● Exercício 1
Reproduza, sem nenhuma alteração, os registros desde o primeiro até a linha que contém "app-header: DASHBOARD [0, 0, 1078, 139]", incluindo essa linha.
#### Texto citado ####
Da mesma forma, não procede o argumento trazido pela Autora, no sentido de que o testamento não pode ser modificado, alterado ou revogado por escritura de doação, pois isto somente seria possível por meio de outro testamento. Improcede esse argumento porque o testamento não foi revogado, apenas tornou-se ineficaz, diante da doação então realizada.
Acerca do tema, tomo a liberdade de transcrever trecho do acórdão prolatado na Apelação nº 641.505-4/4, relator o Desembargador Caetano Lagrasta, da 8ª Câmara de Direito Privado deste Tribunal de Justiça, julgado em 02/9/2009, verbis: ”Nada obstante tenha a falecida, em 11/02/1987 (fls. 14 e 14v°), constituído o autor seu herdeiro testamentário da metade disponível dos seus bens, cinco dias depois, em 16/02/1987, lavrou escritura pública de doação atribuindo os bens imóveis constantes nas matrículas 20.216, 20.217, 20.218, 20.219, 20.220, 20.221 e 20.314, do Cartório de Registro de imóveis de Bragança Paulista aos seus herdeiros necessários, com reserva de usufruto vitalício (fls. 17/20).
####
● Exercício 2
Quais são todos os números de matrícula de imóveis mencionados no texto citado?
#### Registros fornecidos ####
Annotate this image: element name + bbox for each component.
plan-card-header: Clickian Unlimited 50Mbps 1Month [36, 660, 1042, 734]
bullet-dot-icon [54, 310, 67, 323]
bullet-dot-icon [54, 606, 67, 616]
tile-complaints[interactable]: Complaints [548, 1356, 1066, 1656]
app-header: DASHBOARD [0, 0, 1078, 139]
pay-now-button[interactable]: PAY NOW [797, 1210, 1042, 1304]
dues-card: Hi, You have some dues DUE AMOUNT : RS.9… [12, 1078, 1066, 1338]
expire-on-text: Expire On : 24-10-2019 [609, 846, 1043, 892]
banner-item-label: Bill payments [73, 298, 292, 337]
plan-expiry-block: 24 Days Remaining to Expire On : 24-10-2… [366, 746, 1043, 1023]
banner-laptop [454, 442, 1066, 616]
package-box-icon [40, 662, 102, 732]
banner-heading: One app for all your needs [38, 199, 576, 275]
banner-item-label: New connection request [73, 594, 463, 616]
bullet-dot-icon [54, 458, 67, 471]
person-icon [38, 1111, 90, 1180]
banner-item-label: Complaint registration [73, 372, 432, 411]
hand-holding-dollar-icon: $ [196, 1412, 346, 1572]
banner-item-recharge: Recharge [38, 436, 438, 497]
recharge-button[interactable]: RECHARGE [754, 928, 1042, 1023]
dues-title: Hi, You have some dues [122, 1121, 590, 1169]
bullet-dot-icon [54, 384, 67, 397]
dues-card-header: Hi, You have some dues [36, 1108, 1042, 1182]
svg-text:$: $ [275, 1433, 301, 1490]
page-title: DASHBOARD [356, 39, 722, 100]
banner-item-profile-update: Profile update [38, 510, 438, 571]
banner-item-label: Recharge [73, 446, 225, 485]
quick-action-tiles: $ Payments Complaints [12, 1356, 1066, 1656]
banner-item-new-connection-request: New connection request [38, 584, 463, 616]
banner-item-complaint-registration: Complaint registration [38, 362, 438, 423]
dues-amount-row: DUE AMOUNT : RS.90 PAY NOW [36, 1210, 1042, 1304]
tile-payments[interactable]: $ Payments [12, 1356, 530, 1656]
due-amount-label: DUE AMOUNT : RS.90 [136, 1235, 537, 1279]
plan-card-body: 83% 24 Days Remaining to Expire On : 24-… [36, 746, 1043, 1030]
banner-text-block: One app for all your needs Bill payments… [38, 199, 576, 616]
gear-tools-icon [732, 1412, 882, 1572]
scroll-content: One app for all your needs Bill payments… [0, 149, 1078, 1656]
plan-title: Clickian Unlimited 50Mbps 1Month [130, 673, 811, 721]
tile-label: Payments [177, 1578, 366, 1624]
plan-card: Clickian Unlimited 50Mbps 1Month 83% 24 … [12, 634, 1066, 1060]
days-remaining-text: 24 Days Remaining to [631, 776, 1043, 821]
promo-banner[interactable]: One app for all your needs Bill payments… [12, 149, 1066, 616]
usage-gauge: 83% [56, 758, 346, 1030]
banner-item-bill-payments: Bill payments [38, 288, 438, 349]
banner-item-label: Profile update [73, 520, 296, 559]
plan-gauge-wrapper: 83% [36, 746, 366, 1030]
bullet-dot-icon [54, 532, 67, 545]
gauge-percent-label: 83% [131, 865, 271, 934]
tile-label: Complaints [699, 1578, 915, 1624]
####
● Resposta correta 1
Annotate this image: element name + bbox for each component.
plan-card-header: Clickian Unlimited 50Mbps 1Month [36, 660, 1042, 734]
bullet-dot-icon [54, 310, 67, 323]
bullet-dot-icon [54, 606, 67, 616]
tile-complaints[interactable]: Complaints [548, 1356, 1066, 1656]
app-header: DASHBOARD [0, 0, 1078, 139]

● Resposta correta 2
20.216, 20.217, 20.218, 20.219, 20.220, 20.221 e 20.314